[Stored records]
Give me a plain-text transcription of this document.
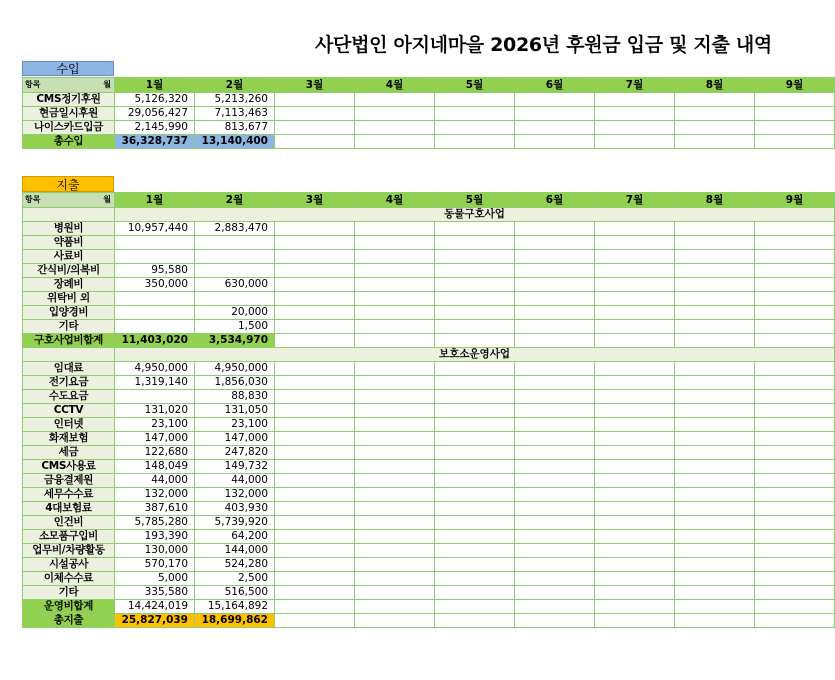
사단법인 아지네마을 2026년 후원금 입금 및 지출 내역
수입
항목 월	1월	2월	3월	4월	5월	6월	7월	8월	9월
CMS정기후원	5,126,320	5,213,260							
현금일시후원	29,056,427	7,113,463							
나이스카드입금	2,145,990	813,677							
총수입	36,328,737	13,140,400							
지출
항목 월	1월	2월	3월	4월	5월	6월	7월	8월	9월
	동물구호사업								
병원비	10,957,440	2,883,470							
약품비									
사료비									
간식비/의복비	95,580								
장례비	350,000	630,000							
위탁비 외									
입양경비		20,000							
기타		1,500							
구호사업비합계	11,403,020	3,534,970							
	보호소운영사업								
임대료	4,950,000	4,950,000							
전기요금	1,319,140	1,856,030							
수도요금		88,830							
CCTV	131,020	131,050							
인터넷	23,100	23,100							
화재보험	147,000	147,000							
세금	122,680	247,820							
CMS사용료	148,049	149,732							
금융결제원	44,000	44,000							
세무수수료	132,000	132,000							
4대보험료	387,610	403,930							
인건비	5,785,280	5,739,920							
소모품구입비	193,390	64,200							
업무비/차량활동	130,000	144,000							
시설공사	570,170	524,280							
이체수수료	5,000	2,500							
기타	335,580	516,500							
운영비합계	14,424,019	15,164,892							
총지출	25,827,039	18,699,862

■ Exercise requirements ■
Copy every record character for character. Skip the pictures.

■ The response ■
Give me a plain-text transcription of this document.
사단법인 아지네마을 2026년 후원금 입금 및 지출 내역
수입
항목 월	1월	2월	3월	4월	5월	6월	7월	8월	9월
CMS정기후원	5,126,320	5,213,260							
현금일시후원	29,056,427	7,113,463							
나이스카드입금	2,145,990	813,677							
총수입	36,328,737	13,140,400							
지출
항목 월	1월	2월	3월	4월	5월	6월	7월	8월	9월
	동물구호사업								
병원비	10,957,440	2,883,470							
약품비									
사료비									
간식비/의복비	95,580								
장례비	350,000	630,000							
위탁비 외									
입양경비		20,000							
기타		1,500							
구호사업비합계	11,403,020	3,534,970							
	보호소운영사업								
임대료	4,950,000	4,950,000							
전기요금	1,319,140	1,856,030							
수도요금		88,830							
CCTV	131,020	131,050							
인터넷	23,100	23,100							
화재보험	147,000	147,000							
세금	122,680	247,820							
CMS사용료	148,049	149,732							
금융결제원	44,000	44,000							
세무수수료	132,000	132,000							
4대보험료	387,610	403,930							
인건비	5,785,280	5,739,920							
소모품구입비	193,390	64,200							
업무비/차량활동	130,000	144,000							
시설공사	570,170	524,280							
이체수수료	5,000	2,500							
기타	335,580	516,500							
운영비합계	14,424,019	15,164,892							
총지출	25,827,039	18,699,862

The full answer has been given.